What to work on >> Please give the entries again in full and exactly, without any picture.

(Stored data)
════════════════

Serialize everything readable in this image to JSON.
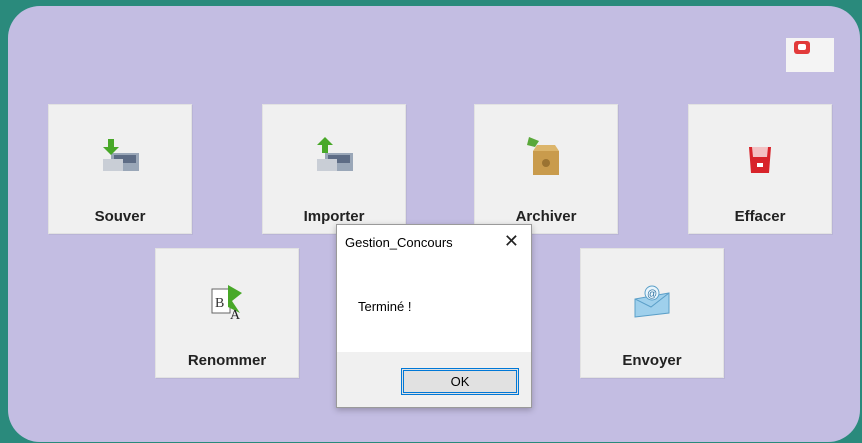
{
  "buttons": {
    "save": "Souver",
    "import": "Importer",
    "archive": "Archiver",
    "erase": "Effacer",
    "rename": "Renommer",
    "send": "Envoyer"
  },
  "dialog": {
    "title": "Gestion_Concours",
    "close_glyph": "✕",
    "message": "Terminé !",
    "ok_label": "OK"
  },
  "colors": {
    "outer_bg": "#2a8a7c",
    "panel_bg": "#c3bde2",
    "accent": "#0078d7"
  },
  "icons": {
    "save": "download-disk-icon",
    "import": "upload-disk-icon",
    "archive": "archive-box-icon",
    "erase": "trash-bin-icon",
    "rename": "rename-icon",
    "send": "email-envelope-icon",
    "close": "power-off-icon"
  }
}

════════════════

Complete answer >>
Serialize everything readable in this image to JSON.
{
  "buttons": {
    "save": "Souver",
    "import": "Importer",
    "archive": "Archiver",
    "erase": "Effacer",
    "rename": "Renommer",
    "send": "Envoyer"
  },
  "dialog": {
    "title": "Gestion_Concours",
    "close_glyph": "✕",
    "message": "Terminé !",
    "ok_label": "OK"
  },
  "colors": {
    "outer_bg": "#2a8a7c",
    "panel_bg": "#c3bde2",
    "accent": "#0078d7"
  },
  "icons": {
    "save": "download-disk-icon",
    "import": "upload-disk-icon",
    "archive": "archive-box-icon",
    "erase": "trash-bin-icon",
    "rename": "rename-icon",
    "send": "email-envelope-icon",
    "close": "power-off-icon"
  }
}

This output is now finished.